▸ **TASK DIRECTIONS**
Quote the data below in full, minus the images.
[Begin]
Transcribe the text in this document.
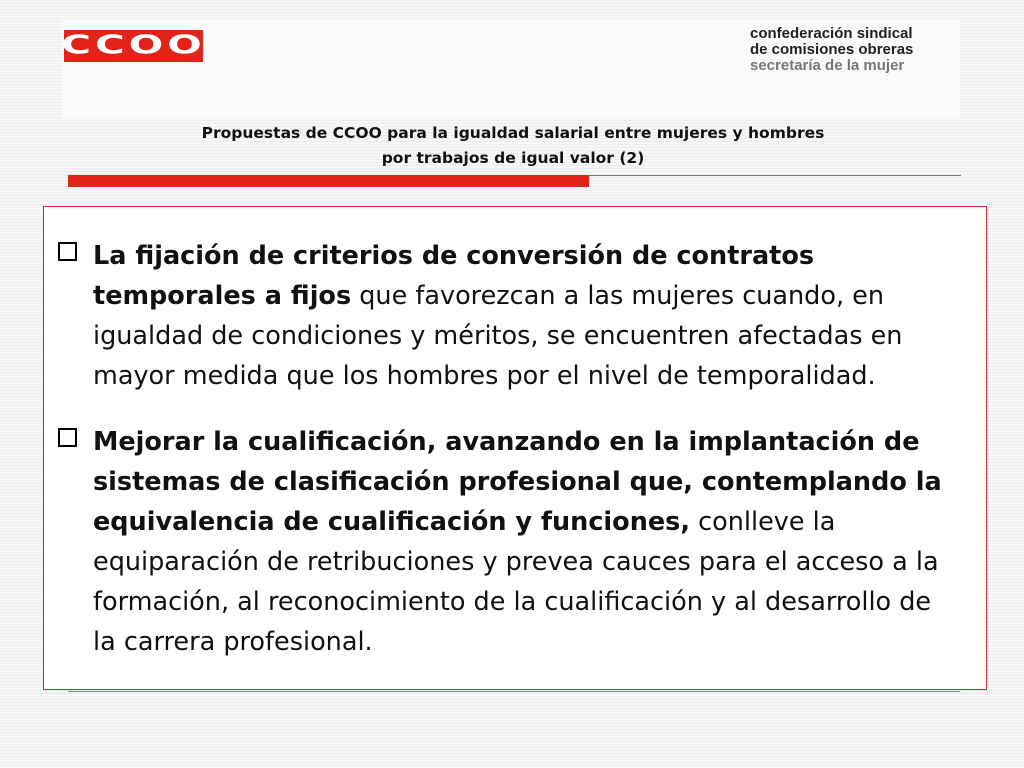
CCOO	confederación sindical
de comisiones obreras
secretaría de la mujer
Propuestas de CCOO para la igualdad salarial entre mujeres y hombres
por trabajos de igual valor (2)
La fijación de criterios de conversión de contratos temporales a fijos que favorezcan a las mujeres cuando, en igualdad de condiciones y méritos, se encuentren afectadas en mayor medida que los hombres por el nivel de temporalidad.
Mejorar la cualificación, avanzando en la implantación de sistemas de clasificación profesional que, contemplando la equivalencia de cualificación y funciones, conlleve la equiparación de retribuciones y prevea cauces para el acceso a la formación, al reconocimiento de la cualificación y al desarrollo de la carrera profesional.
[End]
▸ **FULL OUTPUT**
Transcribe the text in this document.
CCOO	confederación sindical
de comisiones obreras
secretaría de la mujer
Propuestas de CCOO para la igualdad salarial entre mujeres y hombres
por trabajos de igual valor (2)
La fijación de criterios de conversión de contratos temporales a fijos que favorezcan a las mujeres cuando, en igualdad de condiciones y méritos, se encuentren afectadas en mayor medida que los hombres por el nivel de temporalidad.
Mejorar la cualificación, avanzando en la implantación de sistemas de clasificación profesional que, contemplando la equivalencia de cualificación y funciones, conlleve la equiparación de retribuciones y prevea cauces para el acceso a la formación, al reconocimiento de la cualificación y al desarrollo de la carrera profesional.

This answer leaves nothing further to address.